▶ **Data for the task**:
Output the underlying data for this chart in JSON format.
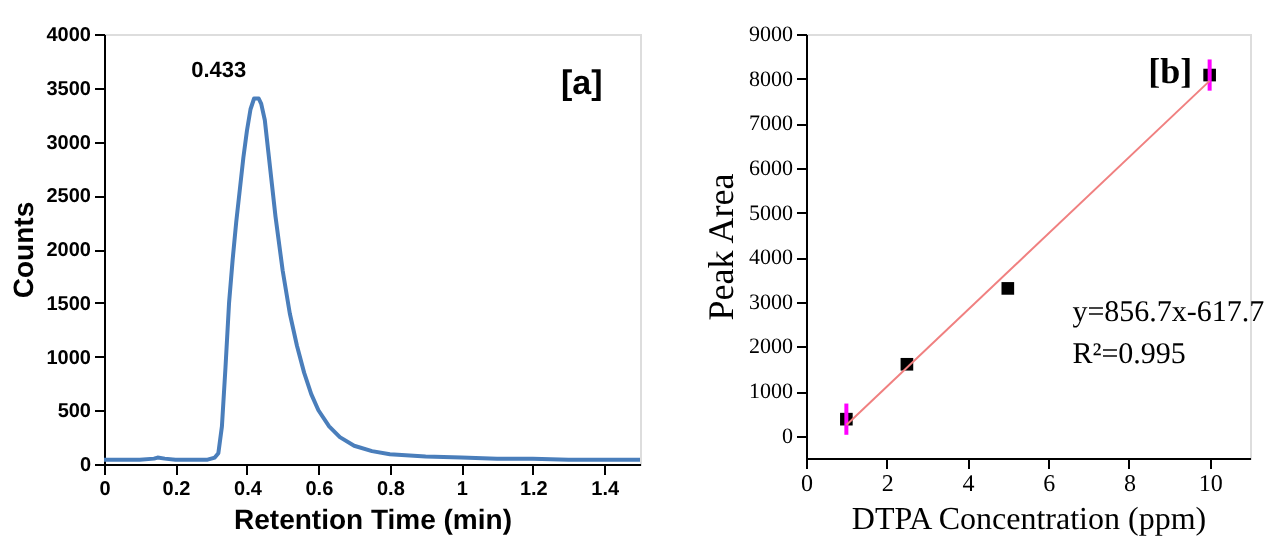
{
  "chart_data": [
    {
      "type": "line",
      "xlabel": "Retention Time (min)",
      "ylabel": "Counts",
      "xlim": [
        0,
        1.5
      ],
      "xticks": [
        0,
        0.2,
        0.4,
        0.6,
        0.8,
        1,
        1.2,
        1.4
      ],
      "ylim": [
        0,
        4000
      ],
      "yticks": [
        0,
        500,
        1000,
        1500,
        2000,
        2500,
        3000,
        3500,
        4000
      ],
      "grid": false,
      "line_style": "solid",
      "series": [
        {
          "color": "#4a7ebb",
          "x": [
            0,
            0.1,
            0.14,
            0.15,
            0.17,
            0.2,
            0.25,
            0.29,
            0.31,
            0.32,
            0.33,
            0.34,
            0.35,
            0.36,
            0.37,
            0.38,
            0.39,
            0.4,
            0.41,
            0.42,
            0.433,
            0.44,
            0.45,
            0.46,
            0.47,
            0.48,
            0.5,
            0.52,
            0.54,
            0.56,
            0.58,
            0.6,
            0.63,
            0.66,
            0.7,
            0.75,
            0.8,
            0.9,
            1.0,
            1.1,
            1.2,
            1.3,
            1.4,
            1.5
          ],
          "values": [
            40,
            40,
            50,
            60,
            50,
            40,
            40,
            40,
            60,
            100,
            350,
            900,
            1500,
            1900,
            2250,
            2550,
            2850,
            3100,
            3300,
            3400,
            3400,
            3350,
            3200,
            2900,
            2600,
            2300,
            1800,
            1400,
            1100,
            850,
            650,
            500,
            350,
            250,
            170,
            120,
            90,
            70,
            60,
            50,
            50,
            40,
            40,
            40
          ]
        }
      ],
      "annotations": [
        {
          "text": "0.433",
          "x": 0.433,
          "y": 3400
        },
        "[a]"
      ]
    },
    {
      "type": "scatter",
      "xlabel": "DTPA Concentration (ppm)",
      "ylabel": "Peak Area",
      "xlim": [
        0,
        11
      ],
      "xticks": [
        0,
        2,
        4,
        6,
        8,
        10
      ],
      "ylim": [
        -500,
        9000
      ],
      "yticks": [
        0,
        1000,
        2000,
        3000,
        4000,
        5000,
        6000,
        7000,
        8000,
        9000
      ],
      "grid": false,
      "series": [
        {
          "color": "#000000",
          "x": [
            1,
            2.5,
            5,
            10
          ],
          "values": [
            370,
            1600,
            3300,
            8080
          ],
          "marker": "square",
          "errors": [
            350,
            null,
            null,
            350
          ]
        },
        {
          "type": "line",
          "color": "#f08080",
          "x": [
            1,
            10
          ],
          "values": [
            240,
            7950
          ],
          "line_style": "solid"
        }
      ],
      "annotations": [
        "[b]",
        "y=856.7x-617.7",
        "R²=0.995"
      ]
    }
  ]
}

▶ **Exercise brief**:
Skip the pictures, then retype every line above exactly.

▶ **Written solution**:
Output the underlying data for this chart in JSON format.
{
  "chart_data": [
    {
      "type": "line",
      "xlabel": "Retention Time (min)",
      "ylabel": "Counts",
      "xlim": [
        0,
        1.5
      ],
      "xticks": [
        0,
        0.2,
        0.4,
        0.6,
        0.8,
        1,
        1.2,
        1.4
      ],
      "ylim": [
        0,
        4000
      ],
      "yticks": [
        0,
        500,
        1000,
        1500,
        2000,
        2500,
        3000,
        3500,
        4000
      ],
      "grid": false,
      "line_style": "solid",
      "series": [
        {
          "color": "#4a7ebb",
          "x": [
            0,
            0.1,
            0.14,
            0.15,
            0.17,
            0.2,
            0.25,
            0.29,
            0.31,
            0.32,
            0.33,
            0.34,
            0.35,
            0.36,
            0.37,
            0.38,
            0.39,
            0.4,
            0.41,
            0.42,
            0.433,
            0.44,
            0.45,
            0.46,
            0.47,
            0.48,
            0.5,
            0.52,
            0.54,
            0.56,
            0.58,
            0.6,
            0.63,
            0.66,
            0.7,
            0.75,
            0.8,
            0.9,
            1.0,
            1.1,
            1.2,
            1.3,
            1.4,
            1.5
          ],
          "values": [
            40,
            40,
            50,
            60,
            50,
            40,
            40,
            40,
            60,
            100,
            350,
            900,
            1500,
            1900,
            2250,
            2550,
            2850,
            3100,
            3300,
            3400,
            3400,
            3350,
            3200,
            2900,
            2600,
            2300,
            1800,
            1400,
            1100,
            850,
            650,
            500,
            350,
            250,
            170,
            120,
            90,
            70,
            60,
            50,
            50,
            40,
            40,
            40
          ]
        }
      ],
      "annotations": [
        {
          "text": "0.433",
          "x": 0.433,
          "y": 3400
        },
        "[a]"
      ]
    },
    {
      "type": "scatter",
      "xlabel": "DTPA Concentration (ppm)",
      "ylabel": "Peak Area",
      "xlim": [
        0,
        11
      ],
      "xticks": [
        0,
        2,
        4,
        6,
        8,
        10
      ],
      "ylim": [
        -500,
        9000
      ],
      "yticks": [
        0,
        1000,
        2000,
        3000,
        4000,
        5000,
        6000,
        7000,
        8000,
        9000
      ],
      "grid": false,
      "series": [
        {
          "color": "#000000",
          "x": [
            1,
            2.5,
            5,
            10
          ],
          "values": [
            370,
            1600,
            3300,
            8080
          ],
          "marker": "square",
          "errors": [
            350,
            null,
            null,
            350
          ]
        },
        {
          "type": "line",
          "color": "#f08080",
          "x": [
            1,
            10
          ],
          "values": [
            240,
            7950
          ],
          "line_style": "solid"
        }
      ],
      "annotations": [
        "[b]",
        "y=856.7x-617.7",
        "R²=0.995"
      ]
    }
  ]
}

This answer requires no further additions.